## begin Excerpted records

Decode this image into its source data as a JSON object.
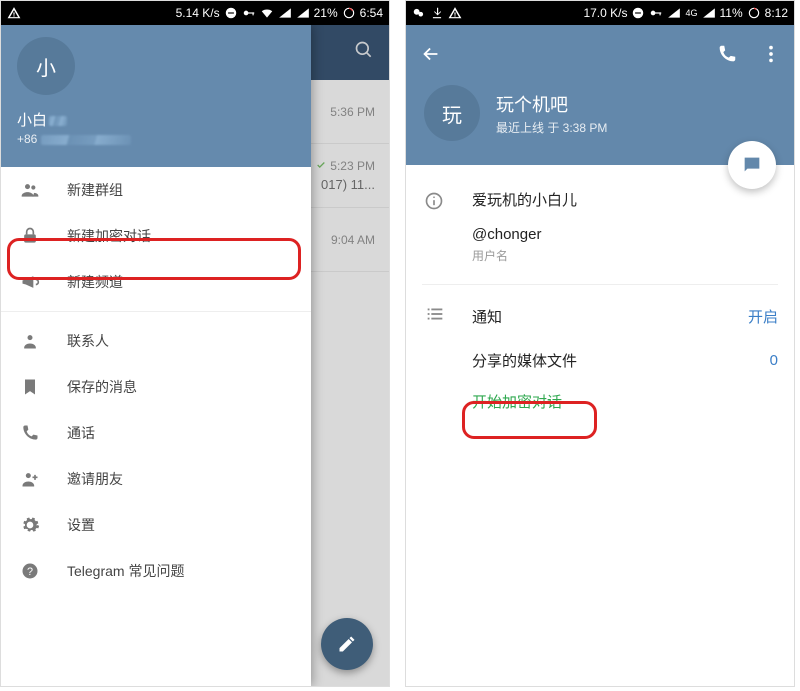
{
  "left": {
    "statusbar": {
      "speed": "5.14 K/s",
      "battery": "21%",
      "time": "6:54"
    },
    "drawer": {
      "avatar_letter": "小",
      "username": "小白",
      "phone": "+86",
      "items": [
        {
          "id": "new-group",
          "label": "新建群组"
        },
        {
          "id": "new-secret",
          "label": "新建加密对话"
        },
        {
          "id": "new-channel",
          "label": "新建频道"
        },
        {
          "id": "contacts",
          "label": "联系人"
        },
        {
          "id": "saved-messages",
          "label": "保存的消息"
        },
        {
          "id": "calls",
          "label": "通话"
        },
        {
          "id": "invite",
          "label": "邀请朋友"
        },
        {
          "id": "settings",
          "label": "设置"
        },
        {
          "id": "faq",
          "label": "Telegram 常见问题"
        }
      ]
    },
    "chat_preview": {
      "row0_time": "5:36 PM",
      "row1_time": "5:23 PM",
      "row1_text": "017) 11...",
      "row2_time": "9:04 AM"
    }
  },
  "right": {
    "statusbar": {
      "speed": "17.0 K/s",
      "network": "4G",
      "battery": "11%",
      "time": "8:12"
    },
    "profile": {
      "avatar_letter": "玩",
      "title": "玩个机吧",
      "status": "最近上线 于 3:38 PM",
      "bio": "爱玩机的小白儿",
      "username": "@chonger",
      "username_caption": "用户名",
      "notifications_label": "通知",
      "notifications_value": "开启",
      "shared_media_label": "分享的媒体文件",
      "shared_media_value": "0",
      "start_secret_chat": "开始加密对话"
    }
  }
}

## end Excerpted records
## begin Excerpted records

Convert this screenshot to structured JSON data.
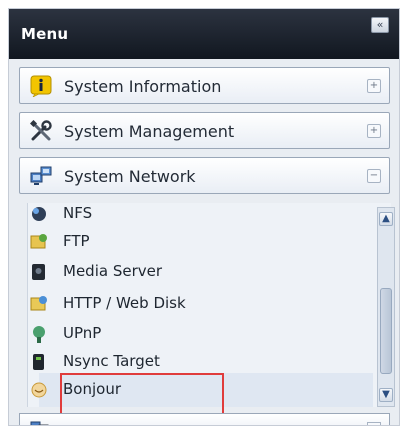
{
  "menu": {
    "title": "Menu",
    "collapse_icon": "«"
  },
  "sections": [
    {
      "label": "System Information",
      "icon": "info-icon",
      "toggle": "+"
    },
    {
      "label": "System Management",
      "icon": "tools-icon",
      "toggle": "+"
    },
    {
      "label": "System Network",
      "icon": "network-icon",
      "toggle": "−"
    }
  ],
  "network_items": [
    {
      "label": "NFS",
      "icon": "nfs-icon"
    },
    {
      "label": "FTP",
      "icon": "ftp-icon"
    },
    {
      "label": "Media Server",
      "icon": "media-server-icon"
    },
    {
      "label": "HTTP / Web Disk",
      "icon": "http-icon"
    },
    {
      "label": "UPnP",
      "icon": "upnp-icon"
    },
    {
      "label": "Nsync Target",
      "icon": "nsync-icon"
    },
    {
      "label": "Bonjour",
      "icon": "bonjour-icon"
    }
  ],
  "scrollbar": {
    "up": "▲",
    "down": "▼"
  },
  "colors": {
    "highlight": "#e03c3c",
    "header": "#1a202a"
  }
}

## end Excerpted records

### [What the task requires]
Filter out every line that lacks the word "this", and copy the rest.

### [Response]
Decode this image into its source data as a JSON object.
Convert this screenshot to structured JSON data.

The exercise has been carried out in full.